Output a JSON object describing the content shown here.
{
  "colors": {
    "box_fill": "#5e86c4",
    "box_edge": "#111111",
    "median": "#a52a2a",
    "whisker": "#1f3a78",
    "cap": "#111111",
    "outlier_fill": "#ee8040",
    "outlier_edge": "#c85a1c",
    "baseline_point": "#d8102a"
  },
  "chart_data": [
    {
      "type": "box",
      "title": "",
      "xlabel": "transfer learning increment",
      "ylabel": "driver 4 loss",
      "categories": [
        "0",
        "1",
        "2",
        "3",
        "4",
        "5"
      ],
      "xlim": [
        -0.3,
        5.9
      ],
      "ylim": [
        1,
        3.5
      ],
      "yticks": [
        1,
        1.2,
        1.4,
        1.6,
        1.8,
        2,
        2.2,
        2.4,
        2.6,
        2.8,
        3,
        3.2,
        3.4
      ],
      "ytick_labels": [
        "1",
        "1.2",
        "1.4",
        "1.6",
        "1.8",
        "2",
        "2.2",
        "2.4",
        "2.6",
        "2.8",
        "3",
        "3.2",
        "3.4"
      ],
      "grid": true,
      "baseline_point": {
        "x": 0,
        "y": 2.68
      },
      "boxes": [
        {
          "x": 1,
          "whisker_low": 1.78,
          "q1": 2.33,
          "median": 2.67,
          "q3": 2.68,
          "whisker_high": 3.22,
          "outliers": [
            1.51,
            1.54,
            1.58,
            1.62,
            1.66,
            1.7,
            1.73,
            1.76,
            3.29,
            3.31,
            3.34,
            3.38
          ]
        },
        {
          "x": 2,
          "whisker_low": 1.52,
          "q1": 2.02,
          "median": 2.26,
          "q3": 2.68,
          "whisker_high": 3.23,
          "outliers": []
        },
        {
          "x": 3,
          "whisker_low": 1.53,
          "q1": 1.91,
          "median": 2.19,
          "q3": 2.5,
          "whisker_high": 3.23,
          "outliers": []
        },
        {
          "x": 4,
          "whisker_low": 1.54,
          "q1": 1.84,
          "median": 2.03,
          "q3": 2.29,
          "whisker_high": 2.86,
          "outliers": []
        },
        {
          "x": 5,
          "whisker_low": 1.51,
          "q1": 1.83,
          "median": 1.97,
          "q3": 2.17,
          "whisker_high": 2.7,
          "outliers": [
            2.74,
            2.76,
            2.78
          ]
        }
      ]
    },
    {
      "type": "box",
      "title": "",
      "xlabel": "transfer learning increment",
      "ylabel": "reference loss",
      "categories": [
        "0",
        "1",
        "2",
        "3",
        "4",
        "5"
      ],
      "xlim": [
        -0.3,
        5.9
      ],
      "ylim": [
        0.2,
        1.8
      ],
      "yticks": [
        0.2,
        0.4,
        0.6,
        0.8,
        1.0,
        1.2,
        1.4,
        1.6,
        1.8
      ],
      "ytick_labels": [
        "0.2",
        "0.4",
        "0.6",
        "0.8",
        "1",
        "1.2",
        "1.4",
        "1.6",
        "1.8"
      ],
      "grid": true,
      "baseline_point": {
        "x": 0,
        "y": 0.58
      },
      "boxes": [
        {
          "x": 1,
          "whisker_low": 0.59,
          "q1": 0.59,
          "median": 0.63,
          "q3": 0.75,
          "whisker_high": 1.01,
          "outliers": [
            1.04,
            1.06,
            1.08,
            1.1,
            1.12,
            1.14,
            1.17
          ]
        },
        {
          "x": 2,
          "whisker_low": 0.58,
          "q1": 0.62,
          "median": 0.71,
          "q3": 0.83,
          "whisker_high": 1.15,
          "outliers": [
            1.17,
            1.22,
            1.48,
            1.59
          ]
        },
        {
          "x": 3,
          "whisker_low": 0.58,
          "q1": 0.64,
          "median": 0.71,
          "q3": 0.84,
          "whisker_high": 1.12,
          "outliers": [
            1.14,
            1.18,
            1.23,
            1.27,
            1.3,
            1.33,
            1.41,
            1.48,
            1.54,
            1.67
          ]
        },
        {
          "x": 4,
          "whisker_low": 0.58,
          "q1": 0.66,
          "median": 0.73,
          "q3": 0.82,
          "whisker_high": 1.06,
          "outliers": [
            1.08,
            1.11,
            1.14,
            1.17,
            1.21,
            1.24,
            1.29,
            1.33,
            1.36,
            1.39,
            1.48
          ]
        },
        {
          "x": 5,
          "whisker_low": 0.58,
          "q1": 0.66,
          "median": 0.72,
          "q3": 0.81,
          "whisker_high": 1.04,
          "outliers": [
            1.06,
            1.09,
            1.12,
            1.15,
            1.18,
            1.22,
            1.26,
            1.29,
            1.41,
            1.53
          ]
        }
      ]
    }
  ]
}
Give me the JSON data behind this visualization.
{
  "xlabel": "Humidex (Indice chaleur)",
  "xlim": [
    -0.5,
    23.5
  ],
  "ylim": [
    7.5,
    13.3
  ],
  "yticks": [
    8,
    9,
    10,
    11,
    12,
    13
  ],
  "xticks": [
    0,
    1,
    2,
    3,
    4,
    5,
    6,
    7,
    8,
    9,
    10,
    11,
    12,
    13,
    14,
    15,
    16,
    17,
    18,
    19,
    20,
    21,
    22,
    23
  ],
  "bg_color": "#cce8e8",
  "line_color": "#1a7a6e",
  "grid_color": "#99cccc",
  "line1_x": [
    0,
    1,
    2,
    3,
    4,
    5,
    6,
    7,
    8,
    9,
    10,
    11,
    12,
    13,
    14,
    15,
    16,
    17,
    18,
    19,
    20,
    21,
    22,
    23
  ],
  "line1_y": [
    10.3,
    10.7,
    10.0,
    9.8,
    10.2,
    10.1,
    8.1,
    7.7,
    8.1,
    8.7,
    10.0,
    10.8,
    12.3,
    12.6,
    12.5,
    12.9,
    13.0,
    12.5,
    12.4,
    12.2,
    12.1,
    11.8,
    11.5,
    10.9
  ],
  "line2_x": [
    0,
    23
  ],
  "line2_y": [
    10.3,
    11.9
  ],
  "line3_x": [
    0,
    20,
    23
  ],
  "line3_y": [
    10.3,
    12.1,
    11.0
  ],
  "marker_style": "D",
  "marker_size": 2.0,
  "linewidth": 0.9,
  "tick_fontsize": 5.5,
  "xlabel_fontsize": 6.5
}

== What you will do ==
Extract, verbatim, the lines from the one containing "Give me the" through the last line of the listing above.

== The result ==
Give me the JSON data behind this visualization.
{
  "xlabel": "Humidex (Indice chaleur)",
  "xlim": [
    -0.5,
    23.5
  ],
  "ylim": [
    7.5,
    13.3
  ],
  "yticks": [
    8,
    9,
    10,
    11,
    12,
    13
  ],
  "xticks": [
    0,
    1,
    2,
    3,
    4,
    5,
    6,
    7,
    8,
    9,
    10,
    11,
    12,
    13,
    14,
    15,
    16,
    17,
    18,
    19,
    20,
    21,
    22,
    23
  ],
  "bg_color": "#cce8e8",
  "line_color": "#1a7a6e",
  "grid_color": "#99cccc",
  "line1_x": [
    0,
    1,
    2,
    3,
    4,
    5,
    6,
    7,
    8,
    9,
    10,
    11,
    12,
    13,
    14,
    15,
    16,
    17,
    18,
    19,
    20,
    21,
    22,
    23
  ],
  "line1_y": [
    10.3,
    10.7,
    10.0,
    9.8,
    10.2,
    10.1,
    8.1,
    7.7,
    8.1,
    8.7,
    10.0,
    10.8,
    12.3,
    12.6,
    12.5,
    12.9,
    13.0,
    12.5,
    12.4,
    12.2,
    12.1,
    11.8,
    11.5,
    10.9
  ],
  "line2_x": [
    0,
    23
  ],
  "line2_y": [
    10.3,
    11.9
  ],
  "line3_x": [
    0,
    20,
    23
  ],
  "line3_y": [
    10.3,
    12.1,
    11.0
  ],
  "marker_style": "D",
  "marker_size": 2.0,
  "linewidth": 0.9,
  "tick_fontsize": 5.5,
  "xlabel_fontsize": 6.5
}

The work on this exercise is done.